#### DESCRIPTION OF THE TASK:
Identify each line in the records below that contains the word "hàng", and copy it.

#### ITEMS:
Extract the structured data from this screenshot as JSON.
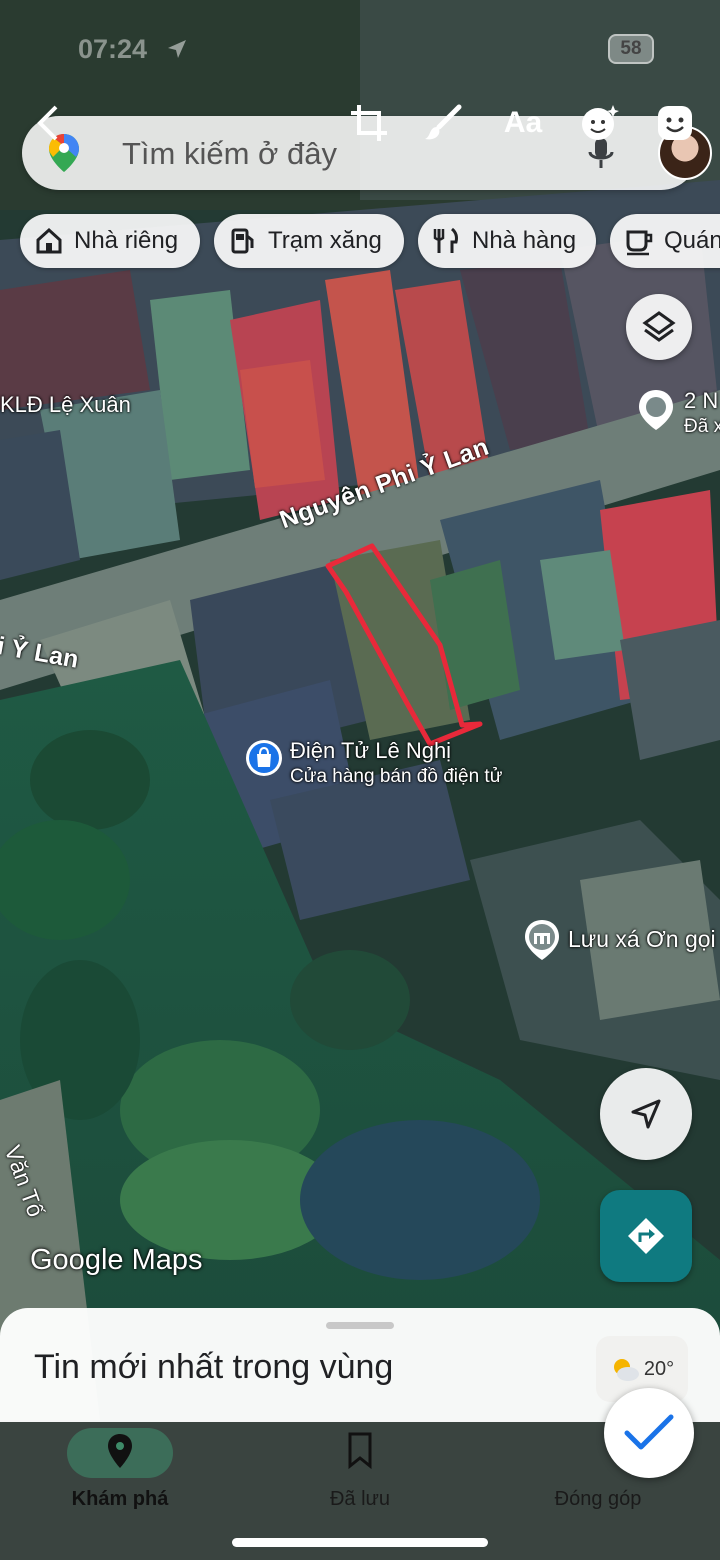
{
  "status_bar": {
    "time": "07:24",
    "battery": "58"
  },
  "editor": {
    "text_tool_label": "Aa"
  },
  "search": {
    "placeholder": "Tìm kiếm ở đây"
  },
  "chips": [
    {
      "label": "Nhà riêng",
      "icon": "home-icon"
    },
    {
      "label": "Trạm xăng",
      "icon": "gas-station-icon"
    },
    {
      "label": "Nhà hàng",
      "icon": "restaurant-icon"
    },
    {
      "label": "Quán",
      "icon": "cafe-icon"
    }
  ],
  "map": {
    "labels": {
      "kld": "KLĐ Lệ Xuân",
      "street_main": "Nguyên Phi Ỷ Lan",
      "street_left": "i Ỷ Lan",
      "street_bottom": "Văn Tố",
      "poi_right_1": "2 N",
      "poi_right_1_sub": "Đã x",
      "shop_name": "Điện Tử Lê Nghị",
      "shop_sub": "Cửa hàng bán đồ điện tử",
      "temple": "Lưu xá Ơn gọi",
      "watermark": "Google Maps"
    },
    "highlight_color": "#e8293a"
  },
  "sheet": {
    "title": "Tin mới nhất trong vùng",
    "weather": "20°"
  },
  "nav": [
    {
      "label": "Khám phá",
      "icon": "explore-pin-icon"
    },
    {
      "label": "Đã lưu",
      "icon": "bookmark-icon"
    },
    {
      "label": "Đóng góp",
      "icon": "add-circle-icon"
    }
  ]
}
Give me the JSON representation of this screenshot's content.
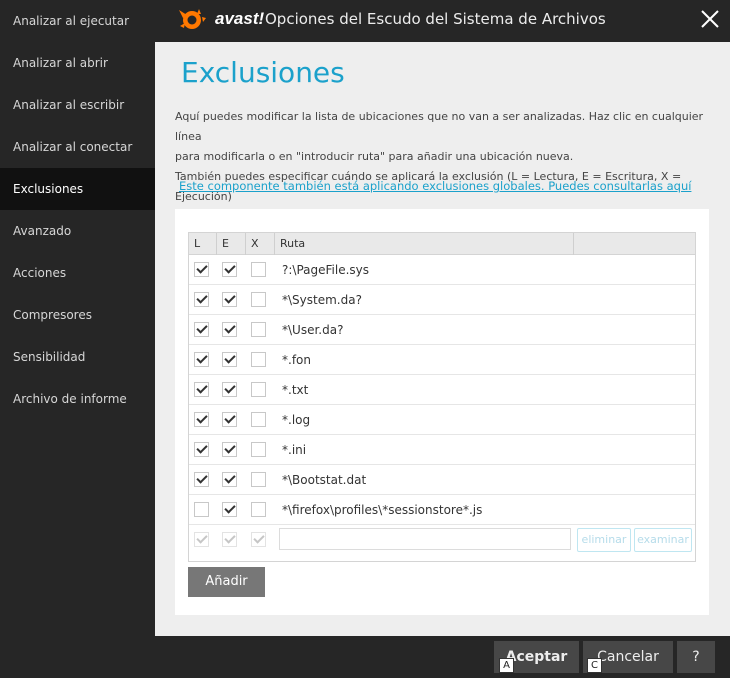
{
  "sidebar": {
    "items": [
      {
        "label": "Analizar al ejecutar"
      },
      {
        "label": "Analizar al abrir"
      },
      {
        "label": "Analizar al escribir"
      },
      {
        "label": "Analizar al conectar"
      },
      {
        "label": "Exclusiones",
        "active": true
      },
      {
        "label": "Avanzado"
      },
      {
        "label": "Acciones"
      },
      {
        "label": "Compresores"
      },
      {
        "label": "Sensibilidad"
      },
      {
        "label": "Archivo de informe"
      }
    ]
  },
  "titlebar": {
    "logo_text": "avast!",
    "title": "Opciones del Escudo del Sistema de Archivos",
    "close_icon": "close-icon",
    "logo_color": "#ff7800"
  },
  "main": {
    "title": "Exclusiones",
    "description_lines": [
      "Aquí puedes modificar la lista de ubicaciones que no van a ser analizadas. Haz clic en cualquier línea",
      "para modificarla o en \"introducir ruta\" para añadir una ubicación nueva.",
      "También puedes especificar cuándo se aplicará la exclusión (L = Lectura, E = Escritura, X = Ejecución)"
    ],
    "global_link": "Este componente también está aplicando exclusiones globales. Puedes consultarlas aquí",
    "accent_color": "#1ba1cb",
    "table": {
      "headers": {
        "l": "L",
        "e": "E",
        "x": "X",
        "path": "Ruta"
      },
      "rows": [
        {
          "l": true,
          "e": true,
          "x": false,
          "path": "?:\\PageFile.sys"
        },
        {
          "l": true,
          "e": true,
          "x": false,
          "path": "*\\System.da?"
        },
        {
          "l": true,
          "e": true,
          "x": false,
          "path": "*\\User.da?"
        },
        {
          "l": true,
          "e": true,
          "x": false,
          "path": "*.fon"
        },
        {
          "l": true,
          "e": true,
          "x": false,
          "path": "*.txt"
        },
        {
          "l": true,
          "e": true,
          "x": false,
          "path": "*.log"
        },
        {
          "l": true,
          "e": true,
          "x": false,
          "path": "*.ini"
        },
        {
          "l": true,
          "e": true,
          "x": false,
          "path": "*\\Bootstat.dat"
        },
        {
          "l": false,
          "e": true,
          "x": false,
          "path": "*\\firefox\\profiles\\*sessionstore*.js"
        }
      ],
      "new_row": {
        "path_value": "",
        "delete_label": "eliminar",
        "browse_label": "examinar"
      }
    },
    "add_label": "Añadir"
  },
  "footer": {
    "accept_label": "Aceptar",
    "accept_accel": "A",
    "cancel_label": "Cancelar",
    "cancel_accel": "C",
    "help_label": "?"
  }
}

#### TASK RESPONSE:
      "label": "Nhà hàng",
      "shop_sub": "Cửa hàng bán đồ điện tử",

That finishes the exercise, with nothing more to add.